- Your goal -
Check every line of the entries that follow, and copy the ones containing "portions".

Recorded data
+---+

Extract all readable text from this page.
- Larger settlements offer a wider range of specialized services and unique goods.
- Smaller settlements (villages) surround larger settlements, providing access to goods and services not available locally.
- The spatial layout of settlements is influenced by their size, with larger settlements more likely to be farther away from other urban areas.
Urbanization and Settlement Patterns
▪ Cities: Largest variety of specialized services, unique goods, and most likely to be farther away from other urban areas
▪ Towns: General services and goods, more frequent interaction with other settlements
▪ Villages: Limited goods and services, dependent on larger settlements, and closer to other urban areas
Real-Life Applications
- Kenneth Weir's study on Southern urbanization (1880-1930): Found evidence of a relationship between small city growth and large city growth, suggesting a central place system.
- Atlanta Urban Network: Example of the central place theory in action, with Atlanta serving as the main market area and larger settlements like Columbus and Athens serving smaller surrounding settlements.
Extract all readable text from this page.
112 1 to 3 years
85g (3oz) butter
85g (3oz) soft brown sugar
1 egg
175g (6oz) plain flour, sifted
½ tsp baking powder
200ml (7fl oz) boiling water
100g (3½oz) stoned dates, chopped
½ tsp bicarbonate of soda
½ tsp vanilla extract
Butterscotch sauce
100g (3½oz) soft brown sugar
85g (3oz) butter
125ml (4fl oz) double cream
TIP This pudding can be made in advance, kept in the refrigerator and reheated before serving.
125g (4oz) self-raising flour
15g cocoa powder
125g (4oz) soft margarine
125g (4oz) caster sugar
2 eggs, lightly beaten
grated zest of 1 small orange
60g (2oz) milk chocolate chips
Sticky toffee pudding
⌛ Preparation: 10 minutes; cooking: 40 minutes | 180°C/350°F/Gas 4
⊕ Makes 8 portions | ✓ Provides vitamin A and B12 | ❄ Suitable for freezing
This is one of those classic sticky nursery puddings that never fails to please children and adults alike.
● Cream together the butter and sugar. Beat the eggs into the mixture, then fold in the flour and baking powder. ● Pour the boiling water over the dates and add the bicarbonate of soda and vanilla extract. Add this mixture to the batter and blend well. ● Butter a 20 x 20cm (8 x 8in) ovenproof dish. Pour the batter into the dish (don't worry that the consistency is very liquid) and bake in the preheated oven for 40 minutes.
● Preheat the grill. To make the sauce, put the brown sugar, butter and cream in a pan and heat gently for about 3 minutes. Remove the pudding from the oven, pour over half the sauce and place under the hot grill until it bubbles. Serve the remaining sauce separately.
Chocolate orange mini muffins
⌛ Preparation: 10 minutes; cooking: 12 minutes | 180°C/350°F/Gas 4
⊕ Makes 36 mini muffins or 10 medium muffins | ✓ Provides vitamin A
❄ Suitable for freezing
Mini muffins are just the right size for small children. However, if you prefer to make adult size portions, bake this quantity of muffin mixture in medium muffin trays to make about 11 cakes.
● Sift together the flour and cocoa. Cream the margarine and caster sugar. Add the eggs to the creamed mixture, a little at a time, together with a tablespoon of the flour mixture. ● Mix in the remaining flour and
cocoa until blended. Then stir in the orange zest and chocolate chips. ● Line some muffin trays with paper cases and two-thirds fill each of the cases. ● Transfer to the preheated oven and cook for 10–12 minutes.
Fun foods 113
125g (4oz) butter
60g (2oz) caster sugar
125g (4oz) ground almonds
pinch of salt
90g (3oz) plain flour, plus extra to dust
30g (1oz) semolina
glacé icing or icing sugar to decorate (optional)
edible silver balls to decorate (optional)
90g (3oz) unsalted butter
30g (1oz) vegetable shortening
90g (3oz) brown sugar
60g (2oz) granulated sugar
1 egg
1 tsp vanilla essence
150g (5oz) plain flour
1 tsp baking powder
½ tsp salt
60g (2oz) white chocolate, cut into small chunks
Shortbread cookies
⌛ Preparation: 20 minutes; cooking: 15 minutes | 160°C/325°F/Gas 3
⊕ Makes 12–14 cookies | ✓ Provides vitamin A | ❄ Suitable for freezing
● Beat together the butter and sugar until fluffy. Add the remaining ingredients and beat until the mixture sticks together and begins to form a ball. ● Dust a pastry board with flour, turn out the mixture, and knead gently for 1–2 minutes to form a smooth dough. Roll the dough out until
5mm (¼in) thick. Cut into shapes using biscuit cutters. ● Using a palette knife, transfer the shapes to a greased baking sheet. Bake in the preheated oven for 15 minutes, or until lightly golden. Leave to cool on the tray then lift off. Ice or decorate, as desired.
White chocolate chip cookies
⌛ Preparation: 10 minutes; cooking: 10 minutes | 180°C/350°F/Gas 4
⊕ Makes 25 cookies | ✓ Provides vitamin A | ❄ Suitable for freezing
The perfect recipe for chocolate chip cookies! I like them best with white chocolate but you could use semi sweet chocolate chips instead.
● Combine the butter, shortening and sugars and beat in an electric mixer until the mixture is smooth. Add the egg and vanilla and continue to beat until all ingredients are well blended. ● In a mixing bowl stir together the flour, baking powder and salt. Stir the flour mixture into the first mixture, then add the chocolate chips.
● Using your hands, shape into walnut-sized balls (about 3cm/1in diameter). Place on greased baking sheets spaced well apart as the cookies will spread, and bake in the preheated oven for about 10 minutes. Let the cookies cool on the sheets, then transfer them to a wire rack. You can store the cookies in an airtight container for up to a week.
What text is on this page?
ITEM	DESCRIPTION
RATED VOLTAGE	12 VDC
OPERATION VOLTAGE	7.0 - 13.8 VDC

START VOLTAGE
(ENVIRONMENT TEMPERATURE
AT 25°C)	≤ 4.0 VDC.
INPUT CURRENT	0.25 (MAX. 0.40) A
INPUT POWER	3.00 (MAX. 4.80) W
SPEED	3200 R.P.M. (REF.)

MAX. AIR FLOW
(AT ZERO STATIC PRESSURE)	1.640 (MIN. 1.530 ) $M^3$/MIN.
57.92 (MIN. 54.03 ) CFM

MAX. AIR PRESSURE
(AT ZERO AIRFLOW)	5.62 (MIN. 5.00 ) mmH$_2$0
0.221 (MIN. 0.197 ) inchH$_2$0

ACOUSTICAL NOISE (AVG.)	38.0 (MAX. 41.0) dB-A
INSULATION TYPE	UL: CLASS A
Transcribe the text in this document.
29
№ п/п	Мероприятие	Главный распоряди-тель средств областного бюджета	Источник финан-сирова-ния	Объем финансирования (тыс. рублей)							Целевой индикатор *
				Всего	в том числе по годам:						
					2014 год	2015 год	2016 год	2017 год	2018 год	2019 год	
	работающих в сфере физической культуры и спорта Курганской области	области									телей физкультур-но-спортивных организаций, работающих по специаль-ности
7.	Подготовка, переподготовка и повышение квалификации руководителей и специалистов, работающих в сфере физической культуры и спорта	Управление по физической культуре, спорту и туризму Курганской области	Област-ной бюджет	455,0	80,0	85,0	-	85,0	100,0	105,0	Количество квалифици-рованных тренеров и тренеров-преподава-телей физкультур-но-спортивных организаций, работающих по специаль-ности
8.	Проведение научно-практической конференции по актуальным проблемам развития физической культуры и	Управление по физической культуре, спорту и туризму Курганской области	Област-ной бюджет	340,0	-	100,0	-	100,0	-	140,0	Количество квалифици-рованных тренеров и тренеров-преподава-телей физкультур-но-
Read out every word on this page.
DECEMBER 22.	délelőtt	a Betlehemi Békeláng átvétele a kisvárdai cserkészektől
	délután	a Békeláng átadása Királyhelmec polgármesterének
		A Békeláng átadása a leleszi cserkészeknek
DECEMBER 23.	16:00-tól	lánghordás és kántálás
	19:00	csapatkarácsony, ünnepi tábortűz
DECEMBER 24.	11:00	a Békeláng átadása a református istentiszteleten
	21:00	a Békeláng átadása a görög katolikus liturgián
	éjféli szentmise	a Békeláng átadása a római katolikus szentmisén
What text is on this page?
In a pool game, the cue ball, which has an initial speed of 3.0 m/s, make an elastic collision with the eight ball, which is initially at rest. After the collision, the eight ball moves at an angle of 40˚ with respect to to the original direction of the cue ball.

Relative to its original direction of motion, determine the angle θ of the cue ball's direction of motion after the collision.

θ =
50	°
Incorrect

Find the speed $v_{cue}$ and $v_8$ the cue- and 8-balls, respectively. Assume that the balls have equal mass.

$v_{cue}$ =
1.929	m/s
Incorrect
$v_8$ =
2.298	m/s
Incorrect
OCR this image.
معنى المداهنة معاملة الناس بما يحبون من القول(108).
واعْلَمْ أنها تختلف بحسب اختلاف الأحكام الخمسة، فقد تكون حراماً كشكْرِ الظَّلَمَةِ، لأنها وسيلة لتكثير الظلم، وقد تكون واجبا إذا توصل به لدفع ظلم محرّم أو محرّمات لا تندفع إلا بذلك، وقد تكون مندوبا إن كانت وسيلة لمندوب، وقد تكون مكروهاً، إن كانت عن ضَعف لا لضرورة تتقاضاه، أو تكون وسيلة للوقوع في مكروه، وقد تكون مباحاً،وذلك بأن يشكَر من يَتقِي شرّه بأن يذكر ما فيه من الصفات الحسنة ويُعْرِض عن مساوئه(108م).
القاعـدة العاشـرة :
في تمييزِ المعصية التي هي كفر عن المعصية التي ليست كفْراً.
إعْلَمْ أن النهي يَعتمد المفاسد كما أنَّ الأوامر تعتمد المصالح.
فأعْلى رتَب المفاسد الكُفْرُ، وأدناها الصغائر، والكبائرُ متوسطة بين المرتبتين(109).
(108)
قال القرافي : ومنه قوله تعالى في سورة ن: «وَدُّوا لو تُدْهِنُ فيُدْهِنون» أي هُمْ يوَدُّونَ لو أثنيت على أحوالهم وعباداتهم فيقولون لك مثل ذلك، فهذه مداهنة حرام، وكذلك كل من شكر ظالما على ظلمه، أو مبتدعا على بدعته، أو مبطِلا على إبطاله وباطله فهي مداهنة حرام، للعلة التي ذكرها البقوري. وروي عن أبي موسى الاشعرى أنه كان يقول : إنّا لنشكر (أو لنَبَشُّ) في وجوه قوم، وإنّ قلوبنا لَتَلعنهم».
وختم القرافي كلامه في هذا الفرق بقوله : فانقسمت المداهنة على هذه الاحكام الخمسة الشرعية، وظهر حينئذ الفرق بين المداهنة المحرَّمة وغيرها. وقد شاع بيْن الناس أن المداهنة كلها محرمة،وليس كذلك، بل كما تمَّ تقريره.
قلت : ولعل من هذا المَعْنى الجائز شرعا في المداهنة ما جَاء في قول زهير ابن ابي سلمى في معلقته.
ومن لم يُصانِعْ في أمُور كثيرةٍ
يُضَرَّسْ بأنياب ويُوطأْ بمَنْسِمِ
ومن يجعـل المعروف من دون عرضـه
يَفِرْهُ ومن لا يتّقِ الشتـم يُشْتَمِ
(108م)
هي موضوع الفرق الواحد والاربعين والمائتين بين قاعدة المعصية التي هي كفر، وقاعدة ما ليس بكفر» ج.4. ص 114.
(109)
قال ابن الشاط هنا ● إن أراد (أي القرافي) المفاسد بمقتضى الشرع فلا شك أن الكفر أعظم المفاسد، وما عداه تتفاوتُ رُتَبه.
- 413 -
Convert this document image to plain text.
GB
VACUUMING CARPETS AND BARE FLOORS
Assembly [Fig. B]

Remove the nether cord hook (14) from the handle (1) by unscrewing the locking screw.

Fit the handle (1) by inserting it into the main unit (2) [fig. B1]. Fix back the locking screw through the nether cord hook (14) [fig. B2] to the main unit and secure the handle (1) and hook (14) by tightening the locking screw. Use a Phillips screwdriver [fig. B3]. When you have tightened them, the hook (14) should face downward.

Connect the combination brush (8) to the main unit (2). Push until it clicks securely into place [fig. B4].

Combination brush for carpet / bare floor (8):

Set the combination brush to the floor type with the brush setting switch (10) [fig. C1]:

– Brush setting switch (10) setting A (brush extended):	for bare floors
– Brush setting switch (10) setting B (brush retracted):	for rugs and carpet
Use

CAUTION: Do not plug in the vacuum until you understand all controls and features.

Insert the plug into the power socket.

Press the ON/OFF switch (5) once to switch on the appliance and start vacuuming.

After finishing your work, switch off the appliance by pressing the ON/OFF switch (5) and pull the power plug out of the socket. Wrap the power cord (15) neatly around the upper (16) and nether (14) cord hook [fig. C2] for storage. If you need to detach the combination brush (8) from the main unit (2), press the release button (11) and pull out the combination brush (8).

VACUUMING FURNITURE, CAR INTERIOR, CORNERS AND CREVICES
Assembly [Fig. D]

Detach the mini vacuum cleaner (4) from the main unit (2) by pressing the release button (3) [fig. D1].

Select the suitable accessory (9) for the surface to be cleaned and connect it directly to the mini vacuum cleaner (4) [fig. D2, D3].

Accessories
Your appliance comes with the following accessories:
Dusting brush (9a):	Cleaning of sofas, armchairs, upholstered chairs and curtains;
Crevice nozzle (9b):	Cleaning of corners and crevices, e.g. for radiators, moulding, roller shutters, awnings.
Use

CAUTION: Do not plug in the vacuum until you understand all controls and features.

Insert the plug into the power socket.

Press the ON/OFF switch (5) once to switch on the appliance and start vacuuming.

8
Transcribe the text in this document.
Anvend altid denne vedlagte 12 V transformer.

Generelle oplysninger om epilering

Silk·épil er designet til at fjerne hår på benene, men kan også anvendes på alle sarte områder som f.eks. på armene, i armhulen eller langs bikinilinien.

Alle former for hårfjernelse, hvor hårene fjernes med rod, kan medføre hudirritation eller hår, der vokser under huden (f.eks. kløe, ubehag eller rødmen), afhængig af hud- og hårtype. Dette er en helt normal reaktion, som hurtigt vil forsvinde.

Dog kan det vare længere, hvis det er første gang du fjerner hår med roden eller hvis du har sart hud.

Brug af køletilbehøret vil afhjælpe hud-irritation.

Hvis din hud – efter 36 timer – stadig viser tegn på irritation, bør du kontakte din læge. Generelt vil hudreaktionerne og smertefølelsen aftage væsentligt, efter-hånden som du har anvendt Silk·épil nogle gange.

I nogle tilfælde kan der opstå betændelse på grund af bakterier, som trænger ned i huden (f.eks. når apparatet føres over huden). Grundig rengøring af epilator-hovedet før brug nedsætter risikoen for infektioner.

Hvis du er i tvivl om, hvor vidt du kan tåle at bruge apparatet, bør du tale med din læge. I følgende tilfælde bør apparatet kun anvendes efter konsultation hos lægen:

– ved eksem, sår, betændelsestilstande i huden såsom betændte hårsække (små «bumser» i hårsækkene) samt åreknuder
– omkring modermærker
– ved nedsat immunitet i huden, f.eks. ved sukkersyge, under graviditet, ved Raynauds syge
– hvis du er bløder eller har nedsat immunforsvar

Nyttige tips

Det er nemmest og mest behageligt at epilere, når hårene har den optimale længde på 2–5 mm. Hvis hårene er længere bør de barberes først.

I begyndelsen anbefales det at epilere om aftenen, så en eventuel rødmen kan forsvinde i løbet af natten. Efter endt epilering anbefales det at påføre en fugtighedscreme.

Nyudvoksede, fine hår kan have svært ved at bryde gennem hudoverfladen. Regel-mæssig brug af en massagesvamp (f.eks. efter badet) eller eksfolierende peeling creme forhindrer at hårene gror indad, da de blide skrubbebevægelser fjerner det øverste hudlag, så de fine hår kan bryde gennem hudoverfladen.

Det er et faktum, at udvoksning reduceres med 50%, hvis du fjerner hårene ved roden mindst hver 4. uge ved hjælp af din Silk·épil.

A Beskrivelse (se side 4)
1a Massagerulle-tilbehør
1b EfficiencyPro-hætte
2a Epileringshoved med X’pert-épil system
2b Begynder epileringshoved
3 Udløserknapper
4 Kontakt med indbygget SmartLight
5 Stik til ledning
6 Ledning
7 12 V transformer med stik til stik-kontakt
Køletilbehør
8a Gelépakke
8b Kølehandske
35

+---+

- Exercise answer -
⊕ Makes 8 portions | ✓ Provides vitamin A and B12 | ❄ Suitable for freezing
Mini muffins are just the right size for small children. However, if you prefer to make adult size portions, bake this quantity of muffin mixture in medium muffin trays to make about 11 cakes.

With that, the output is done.